-- START MATERIAL PROVIDED --

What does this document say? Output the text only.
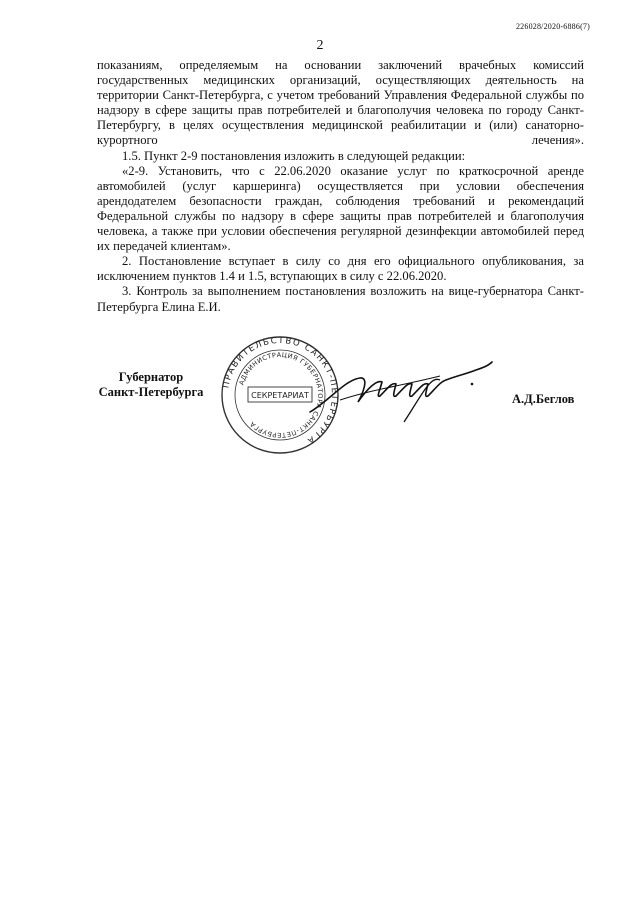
226028/2020-6886(7)
2

показаниям, определяемым на основании заключений врачебных комиссий государственных медицинских организаций, осуществляющих деятельность на территории Санкт-Петербурга, с учетом требований Управления Федеральной службы по надзору в сфере защиты прав потребителей и благополучия человека по городу Санкт-Петербургу, в целях осуществления медицинской реабилитации и (или) санаторно-курортного лечения».

1.5. Пункт 2-9 постановления изложить в следующей редакции:

«2-9. Установить, что с 22.06.2020 оказание услуг по краткосрочной аренде автомобилей (услуг каршеринга) осуществляется при условии обеспечения арендодателем безопасности граждан, соблюдения требований и рекомендаций Федеральной службы по надзору в сфере защиты прав потребителей и благополучия человека, а также при условии обеспечения регулярной дезинфекции автомобилей перед их передачей клиентам».

2. Постановление вступает в силу со дня его официального опубликования, за исключением пунктов 1.4 и 1.5, вступающих в силу с 22.06.2020.

3. Контроль за выполнением постановления возложить на вице-губернатора Санкт-Петербурга Елина Е.И.

Губернатор
Санкт-Петербурга
ПРАВИТЕЛЬСТВО САНКТ-ПЕТЕРБУРГА
АДМИНИСТРАЦИЯ ГУБЕРНАТОРА САНКТ-ПЕТЕРБУРГА
СЕКРЕТАРИАТ	А.Д.Беглов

-- END MATERIAL PROVIDED --

> **AIM OF THE TASK**:
Show all lines from the listing above in which "постановления" appears.

> **RESULT**:
1.5. Пункт 2-9 постановления изложить в следующей редакции:
3. Контроль за выполнением постановления возложить на вице-губернатора Санкт-Петербурга Елина Е.И.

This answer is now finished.